[Data excerpts]
--------------------

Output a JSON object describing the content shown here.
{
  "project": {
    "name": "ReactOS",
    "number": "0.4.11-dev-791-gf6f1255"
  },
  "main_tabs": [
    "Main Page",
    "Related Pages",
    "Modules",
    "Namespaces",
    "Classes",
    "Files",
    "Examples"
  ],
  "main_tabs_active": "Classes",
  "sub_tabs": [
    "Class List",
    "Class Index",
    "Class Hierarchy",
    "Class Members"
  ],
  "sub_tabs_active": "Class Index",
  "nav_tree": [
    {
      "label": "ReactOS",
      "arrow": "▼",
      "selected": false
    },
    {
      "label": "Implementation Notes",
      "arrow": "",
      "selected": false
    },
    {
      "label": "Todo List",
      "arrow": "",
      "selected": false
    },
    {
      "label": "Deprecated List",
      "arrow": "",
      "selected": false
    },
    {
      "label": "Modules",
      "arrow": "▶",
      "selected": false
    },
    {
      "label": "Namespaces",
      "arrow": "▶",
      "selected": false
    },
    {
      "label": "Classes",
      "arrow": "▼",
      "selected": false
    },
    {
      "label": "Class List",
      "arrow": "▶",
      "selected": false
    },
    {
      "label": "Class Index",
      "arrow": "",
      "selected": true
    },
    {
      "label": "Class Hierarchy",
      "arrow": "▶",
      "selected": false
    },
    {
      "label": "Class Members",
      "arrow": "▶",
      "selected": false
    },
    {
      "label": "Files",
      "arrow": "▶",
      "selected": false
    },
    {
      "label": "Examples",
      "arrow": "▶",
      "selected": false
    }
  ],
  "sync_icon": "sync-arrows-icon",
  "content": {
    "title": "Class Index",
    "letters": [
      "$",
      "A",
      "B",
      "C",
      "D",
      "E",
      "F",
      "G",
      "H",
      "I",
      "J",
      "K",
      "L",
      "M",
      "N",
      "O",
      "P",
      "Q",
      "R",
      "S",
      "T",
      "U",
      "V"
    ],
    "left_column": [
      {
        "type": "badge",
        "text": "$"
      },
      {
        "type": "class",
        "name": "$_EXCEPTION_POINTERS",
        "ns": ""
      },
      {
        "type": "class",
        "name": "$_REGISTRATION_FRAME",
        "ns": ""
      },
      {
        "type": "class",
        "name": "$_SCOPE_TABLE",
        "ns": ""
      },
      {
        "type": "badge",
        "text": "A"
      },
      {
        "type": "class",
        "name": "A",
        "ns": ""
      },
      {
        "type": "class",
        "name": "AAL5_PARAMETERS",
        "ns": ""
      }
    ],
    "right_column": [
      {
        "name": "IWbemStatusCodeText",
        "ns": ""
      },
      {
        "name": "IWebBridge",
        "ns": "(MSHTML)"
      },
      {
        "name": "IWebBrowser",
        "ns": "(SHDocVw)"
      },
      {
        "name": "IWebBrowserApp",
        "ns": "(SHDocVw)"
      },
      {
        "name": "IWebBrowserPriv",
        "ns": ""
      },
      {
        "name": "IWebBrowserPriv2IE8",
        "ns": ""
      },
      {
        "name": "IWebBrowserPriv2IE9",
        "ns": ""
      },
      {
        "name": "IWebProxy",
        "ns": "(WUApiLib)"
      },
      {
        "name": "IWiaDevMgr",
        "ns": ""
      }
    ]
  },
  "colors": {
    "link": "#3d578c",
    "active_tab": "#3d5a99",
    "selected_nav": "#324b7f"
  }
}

--------------------

__Task objective__.
Repeat all of the records above exactly as written.

__Task response__.
Output a JSON object describing the content shown here.
{
  "project": {
    "name": "ReactOS",
    "number": "0.4.11-dev-791-gf6f1255"
  },
  "main_tabs": [
    "Main Page",
    "Related Pages",
    "Modules",
    "Namespaces",
    "Classes",
    "Files",
    "Examples"
  ],
  "main_tabs_active": "Classes",
  "sub_tabs": [
    "Class List",
    "Class Index",
    "Class Hierarchy",
    "Class Members"
  ],
  "sub_tabs_active": "Class Index",
  "nav_tree": [
    {
      "label": "ReactOS",
      "arrow": "▼",
      "selected": false
    },
    {
      "label": "Implementation Notes",
      "arrow": "",
      "selected": false
    },
    {
      "label": "Todo List",
      "arrow": "",
      "selected": false
    },
    {
      "label": "Deprecated List",
      "arrow": "",
      "selected": false
    },
    {
      "label": "Modules",
      "arrow": "▶",
      "selected": false
    },
    {
      "label": "Namespaces",
      "arrow": "▶",
      "selected": false
    },
    {
      "label": "Classes",
      "arrow": "▼",
      "selected": false
    },
    {
      "label": "Class List",
      "arrow": "▶",
      "selected": false
    },
    {
      "label": "Class Index",
      "arrow": "",
      "selected": true
    },
    {
      "label": "Class Hierarchy",
      "arrow": "▶",
      "selected": false
    },
    {
      "label": "Class Members",
      "arrow": "▶",
      "selected": false
    },
    {
      "label": "Files",
      "arrow": "▶",
      "selected": false
    },
    {
      "label": "Examples",
      "arrow": "▶",
      "selected": false
    }
  ],
  "sync_icon": "sync-arrows-icon",
  "content": {
    "title": "Class Index",
    "letters": [
      "$",
      "A",
      "B",
      "C",
      "D",
      "E",
      "F",
      "G",
      "H",
      "I",
      "J",
      "K",
      "L",
      "M",
      "N",
      "O",
      "P",
      "Q",
      "R",
      "S",
      "T",
      "U",
      "V"
    ],
    "left_column": [
      {
        "type": "badge",
        "text": "$"
      },
      {
        "type": "class",
        "name": "$_EXCEPTION_POINTERS",
        "ns": ""
      },
      {
        "type": "class",
        "name": "$_REGISTRATION_FRAME",
        "ns": ""
      },
      {
        "type": "class",
        "name": "$_SCOPE_TABLE",
        "ns": ""
      },
      {
        "type": "badge",
        "text": "A"
      },
      {
        "type": "class",
        "name": "A",
        "ns": ""
      },
      {
        "type": "class",
        "name": "AAL5_PARAMETERS",
        "ns": ""
      }
    ],
    "right_column": [
      {
        "name": "IWbemStatusCodeText",
        "ns": ""
      },
      {
        "name": "IWebBridge",
        "ns": "(MSHTML)"
      },
      {
        "name": "IWebBrowser",
        "ns": "(SHDocVw)"
      },
      {
        "name": "IWebBrowserApp",
        "ns": "(SHDocVw)"
      },
      {
        "name": "IWebBrowserPriv",
        "ns": ""
      },
      {
        "name": "IWebBrowserPriv2IE8",
        "ns": ""
      },
      {
        "name": "IWebBrowserPriv2IE9",
        "ns": ""
      },
      {
        "name": "IWebProxy",
        "ns": "(WUApiLib)"
      },
      {
        "name": "IWiaDevMgr",
        "ns": ""
      }
    ]
  },
  "colors": {
    "link": "#3d578c",
    "active_tab": "#3d5a99",
    "selected_nav": "#324b7f"
  }
}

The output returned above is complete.